The records below are to be copied word for word, with every picture left out.

• • • • •

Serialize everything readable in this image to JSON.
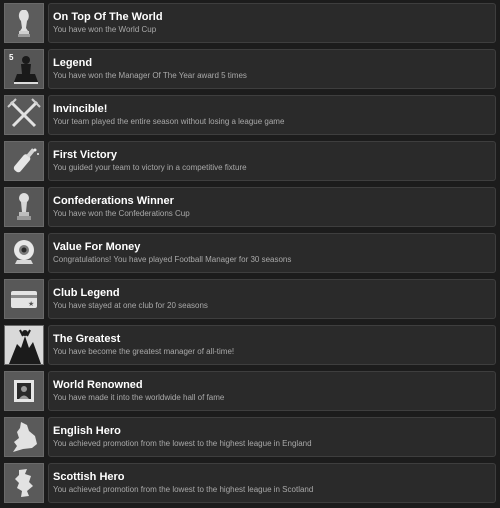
{
  "achievements": [
    {
      "title": "On Top Of The World",
      "description": "You have won the World Cup",
      "icon": "world-cup-trophy-icon"
    },
    {
      "title": "Legend",
      "description": "You have won the Manager Of The Year award 5 times",
      "icon": "award-statue-icon",
      "badge": "5"
    },
    {
      "title": "Invincible!",
      "description": "Your team played the entire season without losing a league game",
      "icon": "crossed-swords-icon"
    },
    {
      "title": "First Victory",
      "description": "You guided your team to victory in a competitive fixture",
      "icon": "champagne-bottle-icon"
    },
    {
      "title": "Confederations Winner",
      "description": "You have won the Confederations Cup",
      "icon": "confederations-trophy-icon"
    },
    {
      "title": "Value For Money",
      "description": "Congratulations! You have played Football Manager for 30 seasons",
      "icon": "webcam-icon"
    },
    {
      "title": "Club Legend",
      "description": "You have stayed at one club for 20 seasons",
      "icon": "membership-card-icon"
    },
    {
      "title": "The Greatest",
      "description": "You have become the greatest manager of all-time!",
      "icon": "celebration-silhouette-icon"
    },
    {
      "title": "World Renowned",
      "description": "You have made it into the worldwide hall of fame",
      "icon": "framed-portrait-icon"
    },
    {
      "title": "English Hero",
      "description": "You achieved promotion from the lowest to the highest league in England",
      "icon": "england-map-icon"
    },
    {
      "title": "Scottish Hero",
      "description": "You achieved promotion from the lowest to the highest league in Scotland",
      "icon": "scotland-map-icon"
    }
  ]
}
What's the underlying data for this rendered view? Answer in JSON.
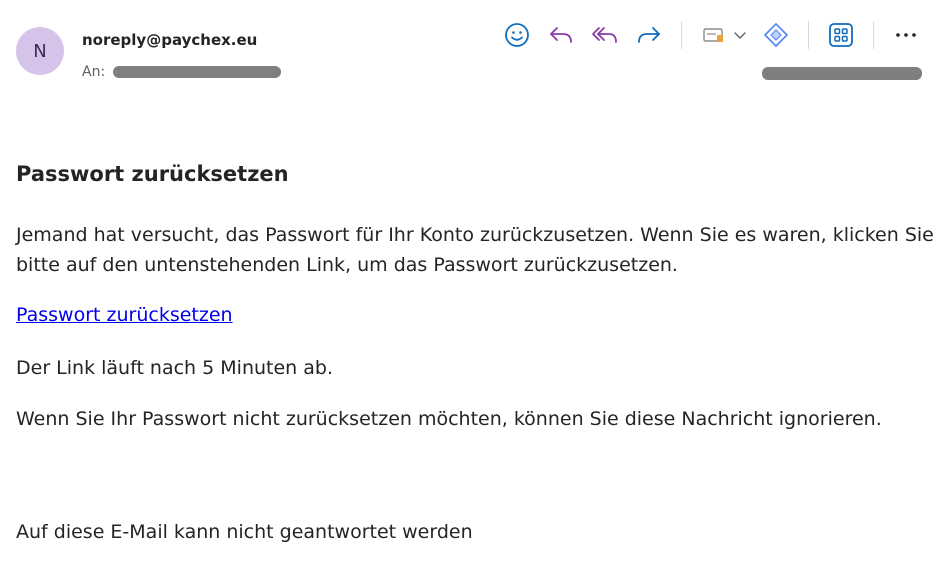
{
  "header": {
    "avatar_initial": "N",
    "sender": "noreply@paychex.eu",
    "to_label": "An:",
    "icons": [
      "smiley-icon",
      "reply-icon",
      "reply-all-icon",
      "forward-icon",
      "mail-tag-icon",
      "chevron-down-icon",
      "immersive-reader-icon",
      "apps-icon",
      "more-icon"
    ]
  },
  "message": {
    "heading": "Passwort zurücksetzen",
    "paragraph1": "Jemand hat versucht, das Passwort für Ihr Konto zurückzusetzen. Wenn Sie es waren, klicken Sie bitte auf den untenstehenden Link, um das Passwort zurückzusetzen.",
    "link_text": "Passwort zurücksetzen",
    "paragraph2": "Der Link läuft nach 5 Minuten ab.",
    "paragraph3": "Wenn Sie Ihr Passwort nicht zurücksetzen möchten, können Sie diese Nachricht ignorieren.",
    "footer": "Auf diese E-Mail kann nicht geantwortet werden"
  },
  "colors": {
    "avatar_bg": "#d5c3ea",
    "icon_blue": "#0f6cbd",
    "icon_purple": "#8a3ba8",
    "link": "#0000ee"
  }
}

• • • • •

Answer to the problem:
Serialize everything readable in this image to JSON.
{
  "achievements": [
    {
      "title": "On Top Of The World",
      "description": "You have won the World Cup",
      "icon": "world-cup-trophy-icon"
    },
    {
      "title": "Legend",
      "description": "You have won the Manager Of The Year award 5 times",
      "icon": "award-statue-icon",
      "badge": "5"
    },
    {
      "title": "Invincible!",
      "description": "Your team played the entire season without losing a league game",
      "icon": "crossed-swords-icon"
    },
    {
      "title": "First Victory",
      "description": "You guided your team to victory in a competitive fixture",
      "icon": "champagne-bottle-icon"
    },
    {
      "title": "Confederations Winner",
      "description": "You have won the Confederations Cup",
      "icon": "confederations-trophy-icon"
    },
    {
      "title": "Value For Money",
      "description": "Congratulations! You have played Football Manager for 30 seasons",
      "icon": "webcam-icon"
    },
    {
      "title": "Club Legend",
      "description": "You have stayed at one club for 20 seasons",
      "icon": "membership-card-icon"
    },
    {
      "title": "The Greatest",
      "description": "You have become the greatest manager of all-time!",
      "icon": "celebration-silhouette-icon"
    },
    {
      "title": "World Renowned",
      "description": "You have made it into the worldwide hall of fame",
      "icon": "framed-portrait-icon"
    },
    {
      "title": "English Hero",
      "description": "You achieved promotion from the lowest to the highest league in England",
      "icon": "england-map-icon"
    },
    {
      "title": "Scottish Hero",
      "description": "You achieved promotion from the lowest to the highest league in Scotland",
      "icon": "scotland-map-icon"
    }
  ]
}
What's the underlying data for this rendered view? Answer in JSON.
{
  "header": {
    "avatar_initial": "N",
    "sender": "noreply@paychex.eu",
    "to_label": "An:",
    "icons": [
      "smiley-icon",
      "reply-icon",
      "reply-all-icon",
      "forward-icon",
      "mail-tag-icon",
      "chevron-down-icon",
      "immersive-reader-icon",
      "apps-icon",
      "more-icon"
    ]
  },
  "message": {
    "heading": "Passwort zurücksetzen",
    "paragraph1": "Jemand hat versucht, das Passwort für Ihr Konto zurückzusetzen. Wenn Sie es waren, klicken Sie bitte auf den untenstehenden Link, um das Passwort zurückzusetzen.",
    "link_text": "Passwort zurücksetzen",
    "paragraph2": "Der Link läuft nach 5 Minuten ab.",
    "paragraph3": "Wenn Sie Ihr Passwort nicht zurücksetzen möchten, können Sie diese Nachricht ignorieren.",
    "footer": "Auf diese E-Mail kann nicht geantwortet werden"
  },
  "colors": {
    "avatar_bg": "#d5c3ea",
    "icon_blue": "#0f6cbd",
    "icon_purple": "#8a3ba8",
    "link": "#0000ee"
  }
}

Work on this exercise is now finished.